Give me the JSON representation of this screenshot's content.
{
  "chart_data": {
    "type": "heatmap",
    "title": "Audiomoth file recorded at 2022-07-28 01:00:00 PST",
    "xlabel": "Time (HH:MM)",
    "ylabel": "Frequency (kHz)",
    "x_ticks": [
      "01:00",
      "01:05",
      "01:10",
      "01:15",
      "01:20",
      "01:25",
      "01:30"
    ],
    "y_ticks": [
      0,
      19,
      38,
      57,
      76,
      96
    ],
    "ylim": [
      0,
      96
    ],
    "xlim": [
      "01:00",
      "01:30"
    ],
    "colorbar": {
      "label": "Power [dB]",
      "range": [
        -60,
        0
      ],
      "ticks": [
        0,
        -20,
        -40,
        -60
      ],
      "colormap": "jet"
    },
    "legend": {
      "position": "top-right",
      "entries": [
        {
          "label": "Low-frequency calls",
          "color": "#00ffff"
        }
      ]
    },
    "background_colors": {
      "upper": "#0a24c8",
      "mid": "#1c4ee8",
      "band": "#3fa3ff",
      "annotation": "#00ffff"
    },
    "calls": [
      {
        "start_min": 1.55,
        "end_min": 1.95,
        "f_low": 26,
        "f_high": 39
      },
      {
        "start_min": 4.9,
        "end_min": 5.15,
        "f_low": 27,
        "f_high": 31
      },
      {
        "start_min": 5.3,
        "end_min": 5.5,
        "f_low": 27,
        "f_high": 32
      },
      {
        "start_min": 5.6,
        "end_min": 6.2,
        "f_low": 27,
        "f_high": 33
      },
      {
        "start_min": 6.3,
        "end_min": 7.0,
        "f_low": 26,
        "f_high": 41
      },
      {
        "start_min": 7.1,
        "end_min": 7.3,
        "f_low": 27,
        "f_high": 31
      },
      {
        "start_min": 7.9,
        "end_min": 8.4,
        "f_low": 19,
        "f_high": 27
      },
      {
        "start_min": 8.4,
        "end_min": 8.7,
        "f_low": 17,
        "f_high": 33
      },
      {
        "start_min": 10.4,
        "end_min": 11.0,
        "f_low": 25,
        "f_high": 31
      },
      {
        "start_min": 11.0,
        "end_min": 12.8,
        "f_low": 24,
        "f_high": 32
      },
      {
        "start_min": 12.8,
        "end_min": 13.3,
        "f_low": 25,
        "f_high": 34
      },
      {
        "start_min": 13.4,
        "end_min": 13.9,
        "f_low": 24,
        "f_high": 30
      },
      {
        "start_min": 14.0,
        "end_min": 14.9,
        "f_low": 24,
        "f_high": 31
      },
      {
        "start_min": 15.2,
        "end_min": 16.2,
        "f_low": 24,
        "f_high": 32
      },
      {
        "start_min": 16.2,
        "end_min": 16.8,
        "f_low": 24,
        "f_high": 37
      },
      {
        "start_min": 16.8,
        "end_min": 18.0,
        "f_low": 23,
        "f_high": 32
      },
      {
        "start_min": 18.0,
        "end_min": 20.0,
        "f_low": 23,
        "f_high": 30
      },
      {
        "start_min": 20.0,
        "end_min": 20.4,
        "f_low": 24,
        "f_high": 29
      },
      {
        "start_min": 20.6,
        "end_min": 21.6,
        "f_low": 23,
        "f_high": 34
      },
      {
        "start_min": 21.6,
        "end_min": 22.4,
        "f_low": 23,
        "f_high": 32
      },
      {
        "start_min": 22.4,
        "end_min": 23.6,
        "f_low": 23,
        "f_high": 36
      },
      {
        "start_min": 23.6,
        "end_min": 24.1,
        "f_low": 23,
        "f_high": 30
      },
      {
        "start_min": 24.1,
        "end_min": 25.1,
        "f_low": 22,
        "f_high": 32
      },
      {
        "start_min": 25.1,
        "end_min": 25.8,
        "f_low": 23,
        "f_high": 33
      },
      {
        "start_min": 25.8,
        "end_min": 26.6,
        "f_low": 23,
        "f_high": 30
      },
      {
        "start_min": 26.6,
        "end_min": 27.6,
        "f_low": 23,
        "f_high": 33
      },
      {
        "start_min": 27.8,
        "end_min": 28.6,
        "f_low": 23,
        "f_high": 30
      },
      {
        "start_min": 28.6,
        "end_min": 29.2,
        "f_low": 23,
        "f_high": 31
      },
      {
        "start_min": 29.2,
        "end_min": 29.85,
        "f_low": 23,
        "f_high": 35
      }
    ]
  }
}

- _Exercise details_
Take the entries above and transcribe them exactly.

- _Full response_
Give me the JSON representation of this screenshot's content.
{
  "chart_data": {
    "type": "heatmap",
    "title": "Audiomoth file recorded at 2022-07-28 01:00:00 PST",
    "xlabel": "Time (HH:MM)",
    "ylabel": "Frequency (kHz)",
    "x_ticks": [
      "01:00",
      "01:05",
      "01:10",
      "01:15",
      "01:20",
      "01:25",
      "01:30"
    ],
    "y_ticks": [
      0,
      19,
      38,
      57,
      76,
      96
    ],
    "ylim": [
      0,
      96
    ],
    "xlim": [
      "01:00",
      "01:30"
    ],
    "colorbar": {
      "label": "Power [dB]",
      "range": [
        -60,
        0
      ],
      "ticks": [
        0,
        -20,
        -40,
        -60
      ],
      "colormap": "jet"
    },
    "legend": {
      "position": "top-right",
      "entries": [
        {
          "label": "Low-frequency calls",
          "color": "#00ffff"
        }
      ]
    },
    "background_colors": {
      "upper": "#0a24c8",
      "mid": "#1c4ee8",
      "band": "#3fa3ff",
      "annotation": "#00ffff"
    },
    "calls": [
      {
        "start_min": 1.55,
        "end_min": 1.95,
        "f_low": 26,
        "f_high": 39
      },
      {
        "start_min": 4.9,
        "end_min": 5.15,
        "f_low": 27,
        "f_high": 31
      },
      {
        "start_min": 5.3,
        "end_min": 5.5,
        "f_low": 27,
        "f_high": 32
      },
      {
        "start_min": 5.6,
        "end_min": 6.2,
        "f_low": 27,
        "f_high": 33
      },
      {
        "start_min": 6.3,
        "end_min": 7.0,
        "f_low": 26,
        "f_high": 41
      },
      {
        "start_min": 7.1,
        "end_min": 7.3,
        "f_low": 27,
        "f_high": 31
      },
      {
        "start_min": 7.9,
        "end_min": 8.4,
        "f_low": 19,
        "f_high": 27
      },
      {
        "start_min": 8.4,
        "end_min": 8.7,
        "f_low": 17,
        "f_high": 33
      },
      {
        "start_min": 10.4,
        "end_min": 11.0,
        "f_low": 25,
        "f_high": 31
      },
      {
        "start_min": 11.0,
        "end_min": 12.8,
        "f_low": 24,
        "f_high": 32
      },
      {
        "start_min": 12.8,
        "end_min": 13.3,
        "f_low": 25,
        "f_high": 34
      },
      {
        "start_min": 13.4,
        "end_min": 13.9,
        "f_low": 24,
        "f_high": 30
      },
      {
        "start_min": 14.0,
        "end_min": 14.9,
        "f_low": 24,
        "f_high": 31
      },
      {
        "start_min": 15.2,
        "end_min": 16.2,
        "f_low": 24,
        "f_high": 32
      },
      {
        "start_min": 16.2,
        "end_min": 16.8,
        "f_low": 24,
        "f_high": 37
      },
      {
        "start_min": 16.8,
        "end_min": 18.0,
        "f_low": 23,
        "f_high": 32
      },
      {
        "start_min": 18.0,
        "end_min": 20.0,
        "f_low": 23,
        "f_high": 30
      },
      {
        "start_min": 20.0,
        "end_min": 20.4,
        "f_low": 24,
        "f_high": 29
      },
      {
        "start_min": 20.6,
        "end_min": 21.6,
        "f_low": 23,
        "f_high": 34
      },
      {
        "start_min": 21.6,
        "end_min": 22.4,
        "f_low": 23,
        "f_high": 32
      },
      {
        "start_min": 22.4,
        "end_min": 23.6,
        "f_low": 23,
        "f_high": 36
      },
      {
        "start_min": 23.6,
        "end_min": 24.1,
        "f_low": 23,
        "f_high": 30
      },
      {
        "start_min": 24.1,
        "end_min": 25.1,
        "f_low": 22,
        "f_high": 32
      },
      {
        "start_min": 25.1,
        "end_min": 25.8,
        "f_low": 23,
        "f_high": 33
      },
      {
        "start_min": 25.8,
        "end_min": 26.6,
        "f_low": 23,
        "f_high": 30
      },
      {
        "start_min": 26.6,
        "end_min": 27.6,
        "f_low": 23,
        "f_high": 33
      },
      {
        "start_min": 27.8,
        "end_min": 28.6,
        "f_low": 23,
        "f_high": 30
      },
      {
        "start_min": 28.6,
        "end_min": 29.2,
        "f_low": 23,
        "f_high": 31
      },
      {
        "start_min": 29.2,
        "end_min": 29.85,
        "f_low": 23,
        "f_high": 35
      }
    ]
  }
}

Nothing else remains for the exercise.